** SHORT EXERCISE **
Answer with nothing except the number of lines that contain the word "this".

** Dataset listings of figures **
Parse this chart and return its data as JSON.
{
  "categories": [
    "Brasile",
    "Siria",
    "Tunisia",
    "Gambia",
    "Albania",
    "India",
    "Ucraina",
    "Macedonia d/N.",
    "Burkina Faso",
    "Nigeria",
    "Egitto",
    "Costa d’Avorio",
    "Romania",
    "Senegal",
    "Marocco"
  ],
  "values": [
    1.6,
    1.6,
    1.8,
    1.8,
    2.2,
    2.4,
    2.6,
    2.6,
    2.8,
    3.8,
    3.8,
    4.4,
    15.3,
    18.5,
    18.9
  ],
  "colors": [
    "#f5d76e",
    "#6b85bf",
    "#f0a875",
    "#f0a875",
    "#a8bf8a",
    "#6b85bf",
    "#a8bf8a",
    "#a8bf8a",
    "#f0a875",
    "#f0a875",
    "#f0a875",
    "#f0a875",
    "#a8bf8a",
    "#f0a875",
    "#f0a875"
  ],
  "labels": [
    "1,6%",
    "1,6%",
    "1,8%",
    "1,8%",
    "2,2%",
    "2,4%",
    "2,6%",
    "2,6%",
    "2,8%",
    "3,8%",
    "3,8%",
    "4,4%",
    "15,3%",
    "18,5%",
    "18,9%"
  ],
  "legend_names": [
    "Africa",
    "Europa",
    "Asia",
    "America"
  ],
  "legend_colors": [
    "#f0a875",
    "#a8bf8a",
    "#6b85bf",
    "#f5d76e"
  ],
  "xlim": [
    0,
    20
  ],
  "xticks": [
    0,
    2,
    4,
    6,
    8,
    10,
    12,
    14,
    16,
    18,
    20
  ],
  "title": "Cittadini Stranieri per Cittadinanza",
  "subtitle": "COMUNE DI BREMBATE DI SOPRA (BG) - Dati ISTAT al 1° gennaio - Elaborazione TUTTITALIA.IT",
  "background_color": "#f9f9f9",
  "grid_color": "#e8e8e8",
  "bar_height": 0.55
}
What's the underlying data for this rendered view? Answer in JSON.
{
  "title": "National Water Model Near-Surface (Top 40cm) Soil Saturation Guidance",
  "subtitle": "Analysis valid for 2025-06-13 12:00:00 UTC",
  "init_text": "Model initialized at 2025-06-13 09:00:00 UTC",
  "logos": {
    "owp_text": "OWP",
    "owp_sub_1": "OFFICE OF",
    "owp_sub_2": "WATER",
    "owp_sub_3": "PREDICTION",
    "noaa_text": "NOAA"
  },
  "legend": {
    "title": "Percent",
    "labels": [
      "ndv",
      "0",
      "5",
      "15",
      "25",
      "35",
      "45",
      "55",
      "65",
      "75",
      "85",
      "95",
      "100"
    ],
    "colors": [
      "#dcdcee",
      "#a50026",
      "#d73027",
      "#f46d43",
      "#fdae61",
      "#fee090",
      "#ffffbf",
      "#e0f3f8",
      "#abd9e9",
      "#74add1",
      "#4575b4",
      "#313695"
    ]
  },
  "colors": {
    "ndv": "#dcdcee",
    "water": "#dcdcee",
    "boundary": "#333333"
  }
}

** REPLY **
2